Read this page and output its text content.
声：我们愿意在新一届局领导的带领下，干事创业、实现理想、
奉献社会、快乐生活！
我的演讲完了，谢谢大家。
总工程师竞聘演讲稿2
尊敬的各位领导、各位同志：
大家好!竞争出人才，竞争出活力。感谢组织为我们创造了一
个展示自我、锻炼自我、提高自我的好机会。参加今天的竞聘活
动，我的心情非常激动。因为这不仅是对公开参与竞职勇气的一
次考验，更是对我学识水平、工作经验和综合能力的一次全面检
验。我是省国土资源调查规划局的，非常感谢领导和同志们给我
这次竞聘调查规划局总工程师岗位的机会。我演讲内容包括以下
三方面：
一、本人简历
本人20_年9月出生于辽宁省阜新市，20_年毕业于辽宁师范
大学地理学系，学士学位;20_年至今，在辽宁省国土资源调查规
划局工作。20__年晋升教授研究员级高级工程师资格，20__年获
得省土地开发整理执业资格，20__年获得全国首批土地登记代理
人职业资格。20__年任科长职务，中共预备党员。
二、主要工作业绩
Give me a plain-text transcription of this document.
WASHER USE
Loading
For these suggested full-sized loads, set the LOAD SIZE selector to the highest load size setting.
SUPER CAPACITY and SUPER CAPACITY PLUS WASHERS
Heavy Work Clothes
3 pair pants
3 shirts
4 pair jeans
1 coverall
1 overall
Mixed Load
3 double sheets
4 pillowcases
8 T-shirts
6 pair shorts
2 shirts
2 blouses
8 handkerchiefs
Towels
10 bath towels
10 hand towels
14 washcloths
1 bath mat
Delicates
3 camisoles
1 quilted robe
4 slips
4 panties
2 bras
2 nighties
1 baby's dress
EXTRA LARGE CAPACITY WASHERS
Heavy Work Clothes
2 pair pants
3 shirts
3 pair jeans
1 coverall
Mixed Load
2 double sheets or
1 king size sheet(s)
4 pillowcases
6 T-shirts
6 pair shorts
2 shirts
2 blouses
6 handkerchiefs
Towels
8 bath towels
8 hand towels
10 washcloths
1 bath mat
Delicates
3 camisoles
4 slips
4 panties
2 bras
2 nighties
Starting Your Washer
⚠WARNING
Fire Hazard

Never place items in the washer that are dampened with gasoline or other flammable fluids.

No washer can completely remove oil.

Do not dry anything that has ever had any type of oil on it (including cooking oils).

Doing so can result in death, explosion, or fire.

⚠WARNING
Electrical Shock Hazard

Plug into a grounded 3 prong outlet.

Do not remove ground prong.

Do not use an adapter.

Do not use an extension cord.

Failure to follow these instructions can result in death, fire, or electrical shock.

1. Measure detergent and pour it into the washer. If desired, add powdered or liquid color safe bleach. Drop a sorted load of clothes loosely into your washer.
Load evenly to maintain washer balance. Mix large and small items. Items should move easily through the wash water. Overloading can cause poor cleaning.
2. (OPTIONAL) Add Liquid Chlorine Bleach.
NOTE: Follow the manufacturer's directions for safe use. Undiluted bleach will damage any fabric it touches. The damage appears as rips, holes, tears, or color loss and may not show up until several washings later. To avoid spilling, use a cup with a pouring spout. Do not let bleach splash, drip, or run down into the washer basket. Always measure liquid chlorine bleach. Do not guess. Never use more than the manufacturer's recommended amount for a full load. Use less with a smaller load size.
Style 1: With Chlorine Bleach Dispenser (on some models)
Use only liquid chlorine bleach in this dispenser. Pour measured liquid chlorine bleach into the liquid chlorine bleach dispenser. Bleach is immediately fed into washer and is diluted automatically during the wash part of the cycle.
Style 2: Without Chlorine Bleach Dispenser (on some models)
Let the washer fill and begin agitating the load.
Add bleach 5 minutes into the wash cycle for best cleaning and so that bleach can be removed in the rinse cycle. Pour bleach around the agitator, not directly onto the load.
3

━━━━━━━━━━

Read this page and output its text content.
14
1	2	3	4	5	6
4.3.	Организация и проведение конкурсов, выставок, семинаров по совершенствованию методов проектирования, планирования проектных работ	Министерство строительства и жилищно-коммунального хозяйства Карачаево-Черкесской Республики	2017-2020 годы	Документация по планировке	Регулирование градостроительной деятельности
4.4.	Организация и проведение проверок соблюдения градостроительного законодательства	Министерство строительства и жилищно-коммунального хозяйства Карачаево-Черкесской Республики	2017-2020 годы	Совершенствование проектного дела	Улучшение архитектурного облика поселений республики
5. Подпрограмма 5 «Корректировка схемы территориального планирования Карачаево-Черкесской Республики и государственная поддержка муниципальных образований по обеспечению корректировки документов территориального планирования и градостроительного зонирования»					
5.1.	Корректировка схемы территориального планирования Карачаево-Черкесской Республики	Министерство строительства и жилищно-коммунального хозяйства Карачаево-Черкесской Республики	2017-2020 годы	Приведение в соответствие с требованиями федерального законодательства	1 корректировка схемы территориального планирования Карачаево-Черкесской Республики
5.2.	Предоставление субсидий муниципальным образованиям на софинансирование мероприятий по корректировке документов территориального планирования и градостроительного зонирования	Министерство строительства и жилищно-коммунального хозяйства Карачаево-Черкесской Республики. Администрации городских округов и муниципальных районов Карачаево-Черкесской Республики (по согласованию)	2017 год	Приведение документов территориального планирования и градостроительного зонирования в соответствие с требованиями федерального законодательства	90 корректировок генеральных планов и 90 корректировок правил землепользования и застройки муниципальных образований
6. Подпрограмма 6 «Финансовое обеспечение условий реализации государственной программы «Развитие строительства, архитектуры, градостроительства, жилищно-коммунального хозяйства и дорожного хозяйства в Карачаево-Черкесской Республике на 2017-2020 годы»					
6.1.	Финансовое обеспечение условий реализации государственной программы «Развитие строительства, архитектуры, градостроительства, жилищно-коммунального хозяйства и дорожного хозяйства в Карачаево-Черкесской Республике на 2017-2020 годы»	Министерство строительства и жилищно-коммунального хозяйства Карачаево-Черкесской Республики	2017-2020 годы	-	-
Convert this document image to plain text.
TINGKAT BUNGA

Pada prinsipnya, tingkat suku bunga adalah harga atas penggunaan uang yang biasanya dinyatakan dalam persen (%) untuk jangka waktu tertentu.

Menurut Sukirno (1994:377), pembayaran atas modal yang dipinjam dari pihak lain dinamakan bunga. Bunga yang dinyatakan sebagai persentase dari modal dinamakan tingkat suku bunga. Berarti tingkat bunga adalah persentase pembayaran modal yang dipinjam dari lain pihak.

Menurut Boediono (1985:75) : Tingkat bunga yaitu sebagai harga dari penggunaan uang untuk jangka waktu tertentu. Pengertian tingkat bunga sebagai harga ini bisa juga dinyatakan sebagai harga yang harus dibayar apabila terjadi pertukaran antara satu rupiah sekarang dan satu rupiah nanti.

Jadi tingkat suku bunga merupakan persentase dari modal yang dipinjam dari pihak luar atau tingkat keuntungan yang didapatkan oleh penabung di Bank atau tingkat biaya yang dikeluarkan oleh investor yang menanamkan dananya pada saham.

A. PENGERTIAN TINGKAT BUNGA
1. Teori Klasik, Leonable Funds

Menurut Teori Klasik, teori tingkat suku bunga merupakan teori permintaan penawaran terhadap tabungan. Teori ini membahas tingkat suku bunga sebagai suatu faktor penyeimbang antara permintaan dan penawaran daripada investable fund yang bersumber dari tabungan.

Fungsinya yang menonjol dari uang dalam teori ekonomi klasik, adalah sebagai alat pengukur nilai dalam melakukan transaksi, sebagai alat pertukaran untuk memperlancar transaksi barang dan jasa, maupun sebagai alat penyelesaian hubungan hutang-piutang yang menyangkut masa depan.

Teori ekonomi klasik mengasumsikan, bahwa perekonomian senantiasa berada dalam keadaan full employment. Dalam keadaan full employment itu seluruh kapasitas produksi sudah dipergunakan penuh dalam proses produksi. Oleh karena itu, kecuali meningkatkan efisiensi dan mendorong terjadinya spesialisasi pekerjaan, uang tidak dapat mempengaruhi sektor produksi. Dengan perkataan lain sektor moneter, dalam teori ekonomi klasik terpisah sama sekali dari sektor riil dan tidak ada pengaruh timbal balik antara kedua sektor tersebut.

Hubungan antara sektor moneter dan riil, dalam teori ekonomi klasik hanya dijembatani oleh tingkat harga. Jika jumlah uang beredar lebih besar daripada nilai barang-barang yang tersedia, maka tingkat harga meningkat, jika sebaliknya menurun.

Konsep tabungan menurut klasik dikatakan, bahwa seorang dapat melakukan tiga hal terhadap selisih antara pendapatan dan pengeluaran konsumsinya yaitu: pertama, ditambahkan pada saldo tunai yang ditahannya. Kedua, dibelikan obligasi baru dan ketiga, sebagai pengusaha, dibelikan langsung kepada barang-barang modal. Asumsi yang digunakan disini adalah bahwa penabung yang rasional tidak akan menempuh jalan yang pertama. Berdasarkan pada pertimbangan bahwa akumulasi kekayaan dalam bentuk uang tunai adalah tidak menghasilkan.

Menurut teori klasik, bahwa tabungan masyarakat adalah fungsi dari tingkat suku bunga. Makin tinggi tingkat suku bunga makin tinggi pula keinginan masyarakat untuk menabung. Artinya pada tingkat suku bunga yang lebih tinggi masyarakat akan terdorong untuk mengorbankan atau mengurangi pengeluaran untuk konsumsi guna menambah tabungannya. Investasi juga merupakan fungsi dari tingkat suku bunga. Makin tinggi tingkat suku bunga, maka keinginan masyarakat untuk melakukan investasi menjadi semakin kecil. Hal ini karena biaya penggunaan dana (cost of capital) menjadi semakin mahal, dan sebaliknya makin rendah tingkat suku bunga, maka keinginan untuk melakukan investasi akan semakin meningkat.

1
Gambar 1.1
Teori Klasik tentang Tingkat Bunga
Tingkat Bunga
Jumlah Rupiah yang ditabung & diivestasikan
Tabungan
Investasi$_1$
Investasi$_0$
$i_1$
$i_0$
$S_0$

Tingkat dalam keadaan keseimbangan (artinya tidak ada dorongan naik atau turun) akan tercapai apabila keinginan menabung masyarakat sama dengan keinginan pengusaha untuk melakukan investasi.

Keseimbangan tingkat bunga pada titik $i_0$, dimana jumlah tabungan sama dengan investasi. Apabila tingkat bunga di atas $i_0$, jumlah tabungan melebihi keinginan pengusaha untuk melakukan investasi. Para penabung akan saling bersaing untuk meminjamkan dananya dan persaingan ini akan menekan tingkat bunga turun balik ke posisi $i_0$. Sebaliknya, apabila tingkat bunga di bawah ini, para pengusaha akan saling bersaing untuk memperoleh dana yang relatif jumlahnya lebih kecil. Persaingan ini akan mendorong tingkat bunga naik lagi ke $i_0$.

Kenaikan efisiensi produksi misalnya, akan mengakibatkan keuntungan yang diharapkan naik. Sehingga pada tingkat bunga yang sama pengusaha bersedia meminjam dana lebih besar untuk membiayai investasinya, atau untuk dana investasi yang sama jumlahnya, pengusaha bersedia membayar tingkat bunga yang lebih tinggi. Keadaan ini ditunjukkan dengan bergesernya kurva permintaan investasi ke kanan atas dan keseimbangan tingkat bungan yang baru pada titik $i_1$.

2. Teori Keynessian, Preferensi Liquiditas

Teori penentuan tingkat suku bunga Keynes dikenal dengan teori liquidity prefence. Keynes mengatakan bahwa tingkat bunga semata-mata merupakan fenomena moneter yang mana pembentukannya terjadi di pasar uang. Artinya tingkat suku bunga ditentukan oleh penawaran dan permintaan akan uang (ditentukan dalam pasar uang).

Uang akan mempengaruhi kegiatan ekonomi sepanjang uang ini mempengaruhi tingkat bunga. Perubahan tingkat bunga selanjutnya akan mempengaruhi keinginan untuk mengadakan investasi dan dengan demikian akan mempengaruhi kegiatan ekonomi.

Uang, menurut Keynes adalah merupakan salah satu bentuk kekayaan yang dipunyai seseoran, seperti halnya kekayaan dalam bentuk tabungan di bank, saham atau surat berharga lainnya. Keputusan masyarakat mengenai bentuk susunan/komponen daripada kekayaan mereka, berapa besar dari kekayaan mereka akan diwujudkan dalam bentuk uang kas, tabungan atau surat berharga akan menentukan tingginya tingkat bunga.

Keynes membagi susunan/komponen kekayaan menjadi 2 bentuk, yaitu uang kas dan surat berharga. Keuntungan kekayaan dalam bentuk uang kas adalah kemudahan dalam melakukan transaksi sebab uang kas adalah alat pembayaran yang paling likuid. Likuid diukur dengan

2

━━━━━━━━━━

## To be done
How many lines in the records above contain the word "waktu"? Reply with the number and nothing more.

## Correct answer
2